SUPPLIED DATA |
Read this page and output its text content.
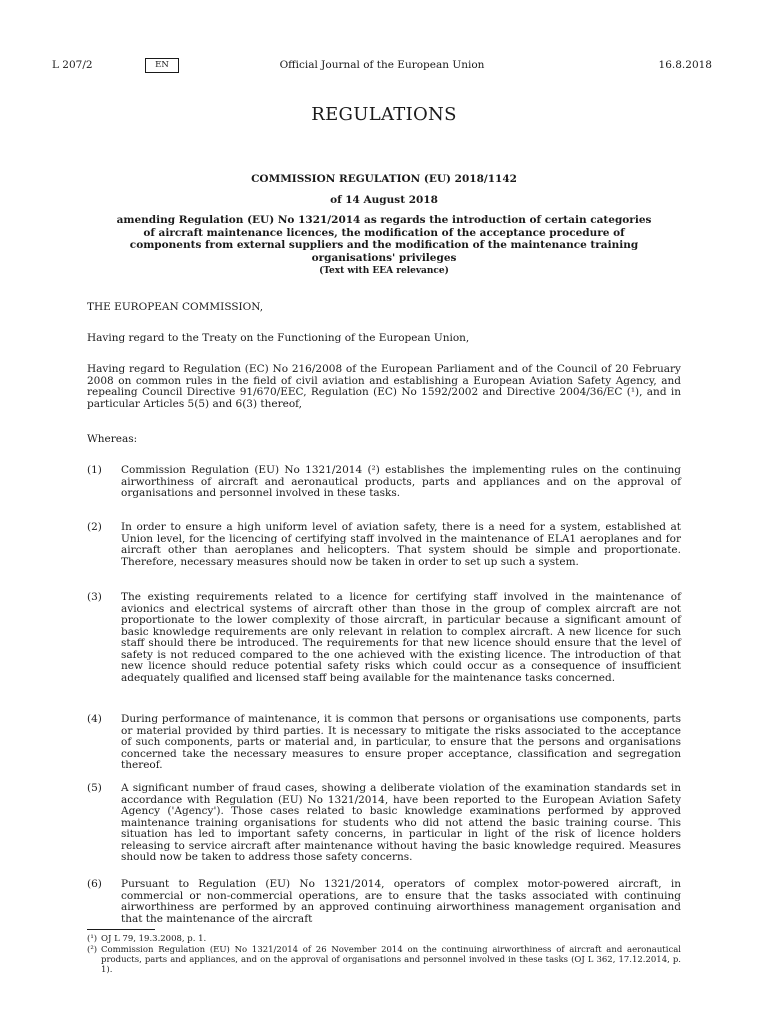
L 207/2	Official Journal of the European Union
EN	16.8.2018
REGULATIONS
COMMISSION REGULATION (EU) 2018/1142
of 14 August 2018
amending Regulation (EU) No 1321/2014 as regards the introduction of certain categories of aircraft maintenance licences, the modification of the acceptance procedure of components from external suppliers and the modification of the maintenance training organisations' privileges
(Text with EEA relevance)
THE EUROPEAN COMMISSION,
Having regard to the Treaty on the Functioning of the European Union,
Having regard to Regulation (EC) No 216/2008 of the European Parliament and of the Council of 20 February 2008 on common rules in the field of civil aviation and establishing a European Aviation Safety Agency, and repealing Council Directive 91/670/EEC, Regulation (EC) No 1592/2002 and Directive 2004/36/EC (¹), and in particular Articles 5(5) and 6(3) thereof,
Whereas:
(1) Commission Regulation (EU) No 1321/2014 (²) establishes the implementing rules on the continuing airworthiness of aircraft and aeronautical products, parts and appliances and on the approval of organisations and personnel involved in these tasks.
(2) In order to ensure a high uniform level of aviation safety, there is a need for a system, established at Union level, for the licencing of certifying staff involved in the maintenance of ELA1 aeroplanes and for aircraft other than aeroplanes and helicopters. That system should be simple and proportionate. Therefore, necessary measures should now be taken in order to set up such a system.
(3) The existing requirements related to a licence for certifying staff involved in the maintenance of avionics and electrical systems of aircraft other than those in the group of complex aircraft are not proportionate to the lower complexity of those aircraft, in particular because a significant amount of basic knowledge requirements are only relevant in relation to complex aircraft. A new licence for such staff should there be introduced. The requirements for that new licence should ensure that the level of safety is not reduced compared to the one achieved with the existing licence. The introduction of that new licence should reduce potential safety risks which could occur as a consequence of insufficient adequately qualified and licensed staff being available for the maintenance tasks concerned.
(4) During performance of maintenance, it is common that persons or organisations use components, parts or material provided by third parties. It is necessary to mitigate the risks associated to the acceptance of such components, parts or material and, in particular, to ensure that the persons and organisations concerned take the necessary measures to ensure proper acceptance, classification and segregation thereof.
(5) A significant number of fraud cases, showing a deliberate violation of the examination standards set in accordance with Regulation (EU) No 1321/2014, have been reported to the European Aviation Safety Agency ('Agency'). Those cases related to basic knowledge examinations performed by approved maintenance training organisations for students who did not attend the basic training course. This situation has led to important safety concerns, in particular in light of the risk of licence holders releasing to service aircraft after maintenance without having the basic knowledge required. Measures should now be taken to address those safety concerns.
(6) Pursuant to Regulation (EU) No 1321/2014, operators of complex motor-powered aircraft, in commercial or non-commercial operations, are to ensure that the tasks associated with continuing airworthiness are performed by an approved continuing airworthiness management organisation and that the maintenance of the aircraft
(¹) OJ L 79, 19.3.2008, p. 1.
(²) Commission Regulation (EU) No 1321/2014 of 26 November 2014 on the continuing airworthiness of aircraft and aeronautical products, parts and appliances, and on the approval of organisations and personnel involved in these tasks (OJ L 362, 17.12.2014, p. 1).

EXERCISE DETAILS |
Copy every line of the listing that contains the word "taken".

ANSWER IN FULL |
(2) In order to ensure a high uniform level of aviation safety, there is a need for a system, established at Union level, for the licencing of certifying staff involved in the maintenance of ELA1 aeroplanes and for aircraft other than aeroplanes and helicopters. That system should be simple and proportionate. Therefore, necessary measures should now be taken in order to set up such a system.
(5) A significant number of fraud cases, showing a deliberate violation of the examination standards set in accordance with Regulation (EU) No 1321/2014, have been reported to the European Aviation Safety Agency ('Agency'). Those cases related to basic knowledge examinations performed by approved maintenance training organisations for students who did not attend the basic training course. This situation has led to important safety concerns, in particular in light of the risk of licence holders releasing to service aircraft after maintenance without having the basic knowledge required. Measures should now be taken to address those safety concerns.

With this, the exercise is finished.